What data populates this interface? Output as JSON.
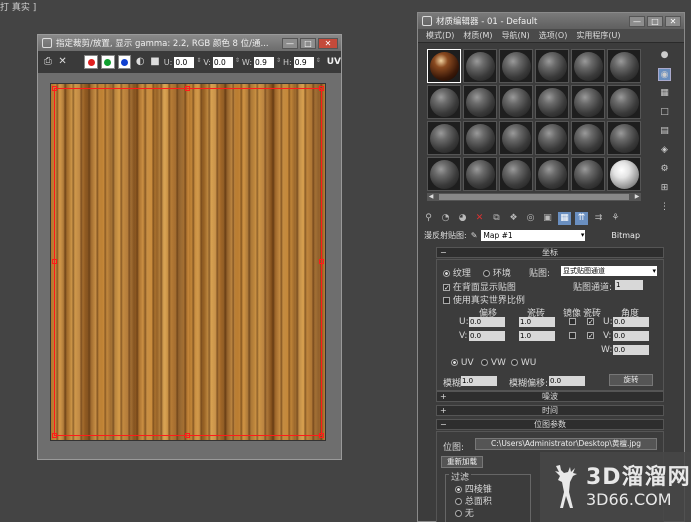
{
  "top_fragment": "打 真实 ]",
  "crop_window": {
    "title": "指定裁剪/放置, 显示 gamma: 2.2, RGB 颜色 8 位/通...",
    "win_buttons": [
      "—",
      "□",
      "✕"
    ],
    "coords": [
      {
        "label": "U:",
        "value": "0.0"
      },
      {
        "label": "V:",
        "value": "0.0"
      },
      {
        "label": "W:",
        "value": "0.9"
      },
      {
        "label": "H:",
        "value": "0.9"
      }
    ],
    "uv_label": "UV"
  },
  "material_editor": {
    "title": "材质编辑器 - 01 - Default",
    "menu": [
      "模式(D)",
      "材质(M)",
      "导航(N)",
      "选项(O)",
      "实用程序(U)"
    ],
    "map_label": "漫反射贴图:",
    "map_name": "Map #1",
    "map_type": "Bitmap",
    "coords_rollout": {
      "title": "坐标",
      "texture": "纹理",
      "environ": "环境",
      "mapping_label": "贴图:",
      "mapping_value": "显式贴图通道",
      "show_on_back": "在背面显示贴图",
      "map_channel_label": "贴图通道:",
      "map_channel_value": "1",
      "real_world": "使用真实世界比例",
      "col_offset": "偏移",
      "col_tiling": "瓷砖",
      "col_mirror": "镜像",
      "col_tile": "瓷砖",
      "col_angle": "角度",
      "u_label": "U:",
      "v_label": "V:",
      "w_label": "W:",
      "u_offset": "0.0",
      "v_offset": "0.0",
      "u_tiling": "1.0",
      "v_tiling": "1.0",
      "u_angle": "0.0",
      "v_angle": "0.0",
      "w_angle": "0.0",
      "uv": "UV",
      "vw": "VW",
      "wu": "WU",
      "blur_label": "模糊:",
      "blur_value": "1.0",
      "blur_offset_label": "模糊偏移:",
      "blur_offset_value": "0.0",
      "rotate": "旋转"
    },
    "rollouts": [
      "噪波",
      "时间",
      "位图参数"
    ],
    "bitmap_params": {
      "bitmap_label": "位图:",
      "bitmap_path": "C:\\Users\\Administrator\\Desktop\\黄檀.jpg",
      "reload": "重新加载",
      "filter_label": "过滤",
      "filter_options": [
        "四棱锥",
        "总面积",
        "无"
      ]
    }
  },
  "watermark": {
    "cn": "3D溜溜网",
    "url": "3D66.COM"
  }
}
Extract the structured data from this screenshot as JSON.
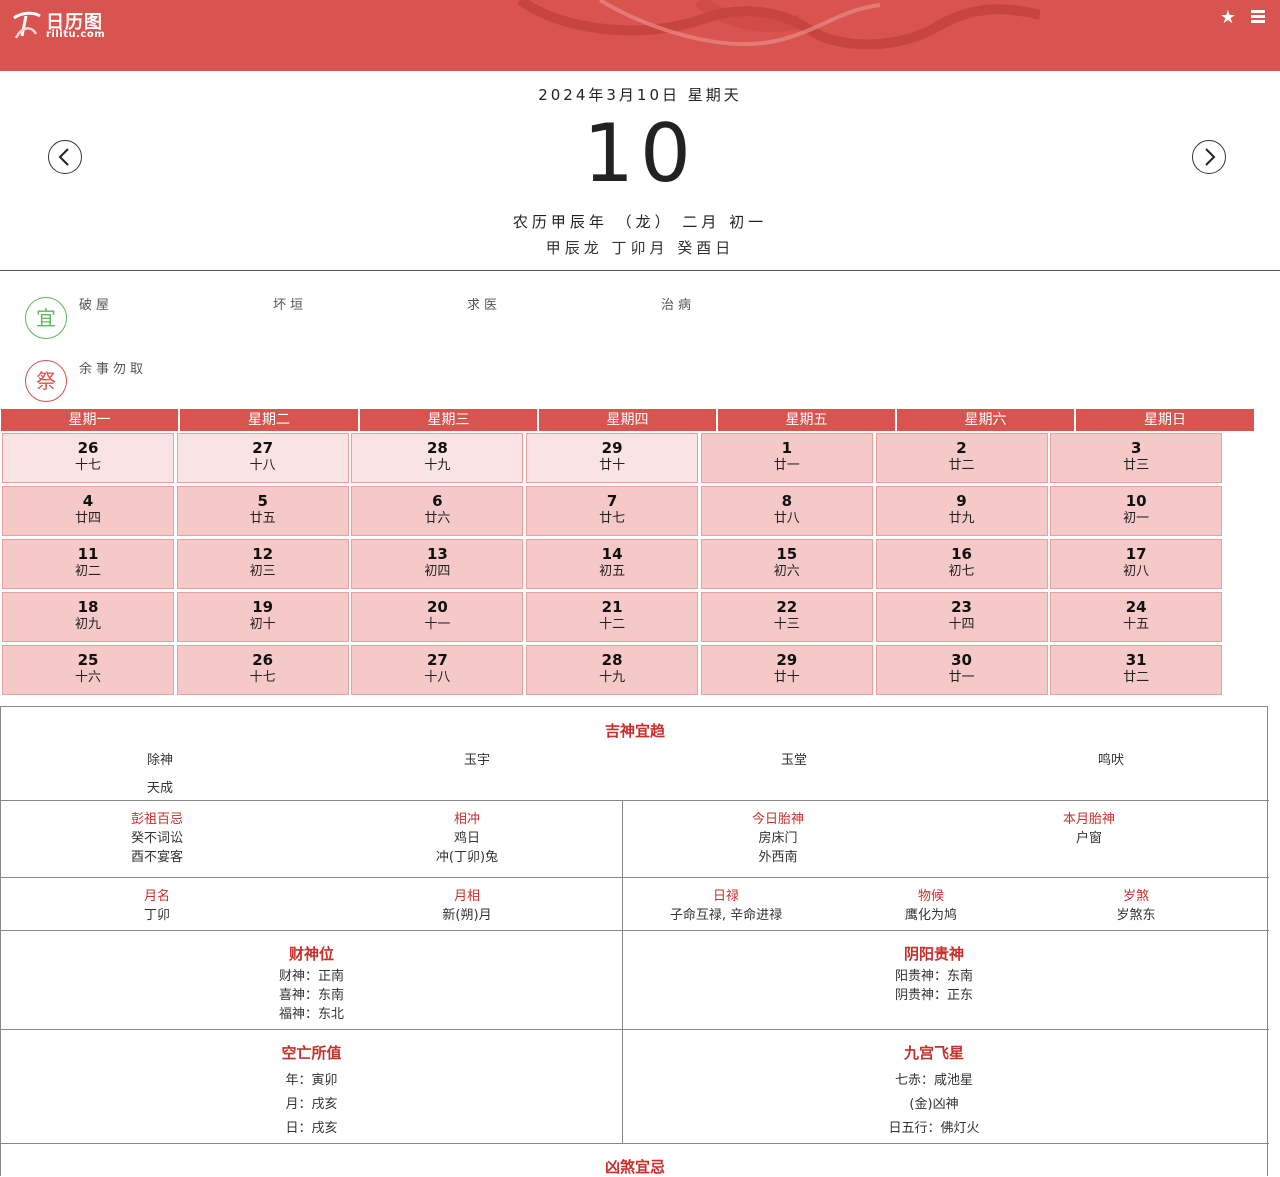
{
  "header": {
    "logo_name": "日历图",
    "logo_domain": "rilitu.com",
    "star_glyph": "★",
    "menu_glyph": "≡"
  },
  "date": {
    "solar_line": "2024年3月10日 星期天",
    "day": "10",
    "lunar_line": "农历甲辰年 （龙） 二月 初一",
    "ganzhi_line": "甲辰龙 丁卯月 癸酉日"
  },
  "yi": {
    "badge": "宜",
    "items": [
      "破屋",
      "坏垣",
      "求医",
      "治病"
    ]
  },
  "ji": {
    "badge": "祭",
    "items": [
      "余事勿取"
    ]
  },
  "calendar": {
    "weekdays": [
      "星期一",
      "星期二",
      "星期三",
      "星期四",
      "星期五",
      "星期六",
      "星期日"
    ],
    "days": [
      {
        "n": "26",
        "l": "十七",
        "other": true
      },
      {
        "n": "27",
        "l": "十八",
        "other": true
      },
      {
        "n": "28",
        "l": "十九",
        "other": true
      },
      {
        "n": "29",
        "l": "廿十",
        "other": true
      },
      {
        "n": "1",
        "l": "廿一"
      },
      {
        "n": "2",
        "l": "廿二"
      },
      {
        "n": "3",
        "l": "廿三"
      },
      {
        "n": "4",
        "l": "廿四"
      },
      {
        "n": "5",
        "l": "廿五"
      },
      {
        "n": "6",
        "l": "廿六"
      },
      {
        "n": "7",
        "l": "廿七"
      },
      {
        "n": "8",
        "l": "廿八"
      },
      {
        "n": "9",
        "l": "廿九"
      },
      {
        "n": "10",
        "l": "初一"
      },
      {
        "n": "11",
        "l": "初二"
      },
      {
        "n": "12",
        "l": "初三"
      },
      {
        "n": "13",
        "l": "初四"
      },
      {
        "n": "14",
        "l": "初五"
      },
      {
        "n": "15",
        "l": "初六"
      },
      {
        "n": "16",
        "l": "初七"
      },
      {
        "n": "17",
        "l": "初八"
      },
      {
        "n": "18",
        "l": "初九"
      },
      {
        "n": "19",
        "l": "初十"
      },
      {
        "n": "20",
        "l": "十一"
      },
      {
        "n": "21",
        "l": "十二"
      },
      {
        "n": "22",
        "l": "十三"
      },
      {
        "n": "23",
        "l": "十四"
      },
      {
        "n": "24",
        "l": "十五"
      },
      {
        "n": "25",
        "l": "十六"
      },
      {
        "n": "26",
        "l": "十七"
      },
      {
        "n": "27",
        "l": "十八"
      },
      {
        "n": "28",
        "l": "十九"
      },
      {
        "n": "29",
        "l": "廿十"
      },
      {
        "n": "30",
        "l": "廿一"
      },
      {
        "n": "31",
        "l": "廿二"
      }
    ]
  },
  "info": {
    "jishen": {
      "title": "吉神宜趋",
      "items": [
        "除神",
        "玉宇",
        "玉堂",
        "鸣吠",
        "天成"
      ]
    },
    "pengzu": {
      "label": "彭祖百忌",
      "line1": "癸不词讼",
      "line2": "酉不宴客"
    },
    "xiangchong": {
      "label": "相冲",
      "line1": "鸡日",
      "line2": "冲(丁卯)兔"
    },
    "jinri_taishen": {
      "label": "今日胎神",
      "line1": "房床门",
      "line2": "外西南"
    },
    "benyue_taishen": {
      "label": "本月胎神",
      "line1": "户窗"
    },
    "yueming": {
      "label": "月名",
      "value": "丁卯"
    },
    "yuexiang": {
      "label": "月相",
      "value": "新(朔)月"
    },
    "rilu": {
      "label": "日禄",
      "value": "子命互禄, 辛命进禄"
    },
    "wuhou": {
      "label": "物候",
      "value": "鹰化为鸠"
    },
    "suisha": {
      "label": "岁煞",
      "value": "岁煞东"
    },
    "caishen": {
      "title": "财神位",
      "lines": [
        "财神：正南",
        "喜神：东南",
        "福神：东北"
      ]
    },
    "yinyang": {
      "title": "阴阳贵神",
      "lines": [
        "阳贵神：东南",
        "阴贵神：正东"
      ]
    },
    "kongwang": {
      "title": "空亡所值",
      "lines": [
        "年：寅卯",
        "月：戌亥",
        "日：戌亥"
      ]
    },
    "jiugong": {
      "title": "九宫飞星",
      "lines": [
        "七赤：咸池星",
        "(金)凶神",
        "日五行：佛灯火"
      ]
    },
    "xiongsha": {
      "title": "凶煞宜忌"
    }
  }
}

------------------------

- **What this task involves**
Set down the material exactly, every line of it, except for the pictures.

- **Written response**
What data populates this interface? Output as JSON.
{
  "top_fragment": "打 真实 ]",
  "crop_window": {
    "title": "指定裁剪/放置, 显示 gamma: 2.2, RGB 颜色 8 位/通...",
    "win_buttons": [
      "—",
      "□",
      "✕"
    ],
    "coords": [
      {
        "label": "U:",
        "value": "0.0"
      },
      {
        "label": "V:",
        "value": "0.0"
      },
      {
        "label": "W:",
        "value": "0.9"
      },
      {
        "label": "H:",
        "value": "0.9"
      }
    ],
    "uv_label": "UV"
  },
  "material_editor": {
    "title": "材质编辑器 - 01 - Default",
    "menu": [
      "模式(D)",
      "材质(M)",
      "导航(N)",
      "选项(O)",
      "实用程序(U)"
    ],
    "map_label": "漫反射贴图:",
    "map_name": "Map #1",
    "map_type": "Bitmap",
    "coords_rollout": {
      "title": "坐标",
      "texture": "纹理",
      "environ": "环境",
      "mapping_label": "贴图:",
      "mapping_value": "显式贴图通道",
      "show_on_back": "在背面显示贴图",
      "map_channel_label": "贴图通道:",
      "map_channel_value": "1",
      "real_world": "使用真实世界比例",
      "col_offset": "偏移",
      "col_tiling": "瓷砖",
      "col_mirror": "镜像",
      "col_tile": "瓷砖",
      "col_angle": "角度",
      "u_label": "U:",
      "v_label": "V:",
      "w_label": "W:",
      "u_offset": "0.0",
      "v_offset": "0.0",
      "u_tiling": "1.0",
      "v_tiling": "1.0",
      "u_angle": "0.0",
      "v_angle": "0.0",
      "w_angle": "0.0",
      "uv": "UV",
      "vw": "VW",
      "wu": "WU",
      "blur_label": "模糊:",
      "blur_value": "1.0",
      "blur_offset_label": "模糊偏移:",
      "blur_offset_value": "0.0",
      "rotate": "旋转"
    },
    "rollouts": [
      "噪波",
      "时间",
      "位图参数"
    ],
    "bitmap_params": {
      "bitmap_label": "位图:",
      "bitmap_path": "C:\\Users\\Administrator\\Desktop\\黄檀.jpg",
      "reload": "重新加载",
      "filter_label": "过滤",
      "filter_options": [
        "四棱锥",
        "总面积",
        "无"
      ]
    }
  },
  "watermark": {
    "cn": "3D溜溜网",
    "url": "3D66.COM"
  }
}
Extract the structured data from this screenshot as JSON.
{
  "header": {
    "logo_name": "日历图",
    "logo_domain": "rilitu.com",
    "star_glyph": "★",
    "menu_glyph": "≡"
  },
  "date": {
    "solar_line": "2024年3月10日 星期天",
    "day": "10",
    "lunar_line": "农历甲辰年 （龙） 二月 初一",
    "ganzhi_line": "甲辰龙 丁卯月 癸酉日"
  },
  "yi": {
    "badge": "宜",
    "items": [
      "破屋",
      "坏垣",
      "求医",
      "治病"
    ]
  },
  "ji": {
    "badge": "祭",
    "items": [
      "余事勿取"
    ]
  },
  "calendar": {
    "weekdays": [
      "星期一",
      "星期二",
      "星期三",
      "星期四",
      "星期五",
      "星期六",
      "星期日"
    ],
    "days": [
      {
        "n": "26",
        "l": "十七",
        "other": true
      },
      {
        "n": "27",
        "l": "十八",
        "other": true
      },
      {
        "n": "28",
        "l": "十九",
        "other": true
      },
      {
        "n": "29",
        "l": "廿十",
        "other": true
      },
      {
        "n": "1",
        "l": "廿一"
      },
      {
        "n": "2",
        "l": "廿二"
      },
      {
        "n": "3",
        "l": "廿三"
      },
      {
        "n": "4",
        "l": "廿四"
      },
      {
        "n": "5",
        "l": "廿五"
      },
      {
        "n": "6",
        "l": "廿六"
      },
      {
        "n": "7",
        "l": "廿七"
      },
      {
        "n": "8",
        "l": "廿八"
      },
      {
        "n": "9",
        "l": "廿九"
      },
      {
        "n": "10",
        "l": "初一"
      },
      {
        "n": "11",
        "l": "初二"
      },
      {
        "n": "12",
        "l": "初三"
      },
      {
        "n": "13",
        "l": "初四"
      },
      {
        "n": "14",
        "l": "初五"
      },
      {
        "n": "15",
        "l": "初六"
      },
      {
        "n": "16",
        "l": "初七"
      },
      {
        "n": "17",
        "l": "初八"
      },
      {
        "n": "18",
        "l": "初九"
      },
      {
        "n": "19",
        "l": "初十"
      },
      {
        "n": "20",
        "l": "十一"
      },
      {
        "n": "21",
        "l": "十二"
      },
      {
        "n": "22",
        "l": "十三"
      },
      {
        "n": "23",
        "l": "十四"
      },
      {
        "n": "24",
        "l": "十五"
      },
      {
        "n": "25",
        "l": "十六"
      },
      {
        "n": "26",
        "l": "十七"
      },
      {
        "n": "27",
        "l": "十八"
      },
      {
        "n": "28",
        "l": "十九"
      },
      {
        "n": "29",
        "l": "廿十"
      },
      {
        "n": "30",
        "l": "廿一"
      },
      {
        "n": "31",
        "l": "廿二"
      }
    ]
  },
  "info": {
    "jishen": {
      "title": "吉神宜趋",
      "items": [
        "除神",
        "玉宇",
        "玉堂",
        "鸣吠",
        "天成"
      ]
    },
    "pengzu": {
      "label": "彭祖百忌",
      "line1": "癸不词讼",
      "line2": "酉不宴客"
    },
    "xiangchong": {
      "label": "相冲",
      "line1": "鸡日",
      "line2": "冲(丁卯)兔"
    },
    "jinri_taishen": {
      "label": "今日胎神",
      "line1": "房床门",
      "line2": "外西南"
    },
    "benyue_taishen": {
      "label": "本月胎神",
      "line1": "户窗"
    },
    "yueming": {
      "label": "月名",
      "value": "丁卯"
    },
    "yuexiang": {
      "label": "月相",
      "value": "新(朔)月"
    },
    "rilu": {
      "label": "日禄",
      "value": "子命互禄, 辛命进禄"
    },
    "wuhou": {
      "label": "物候",
      "value": "鹰化为鸠"
    },
    "suisha": {
      "label": "岁煞",
      "value": "岁煞东"
    },
    "caishen": {
      "title": "财神位",
      "lines": [
        "财神：正南",
        "喜神：东南",
        "福神：东北"
      ]
    },
    "yinyang": {
      "title": "阴阳贵神",
      "lines": [
        "阳贵神：东南",
        "阴贵神：正东"
      ]
    },
    "kongwang": {
      "title": "空亡所值",
      "lines": [
        "年：寅卯",
        "月：戌亥",
        "日：戌亥"
      ]
    },
    "jiugong": {
      "title": "九宫飞星",
      "lines": [
        "七赤：咸池星",
        "(金)凶神",
        "日五行：佛灯火"
      ]
    },
    "xiongsha": {
      "title": "凶煞宜忌"
    }
  }
}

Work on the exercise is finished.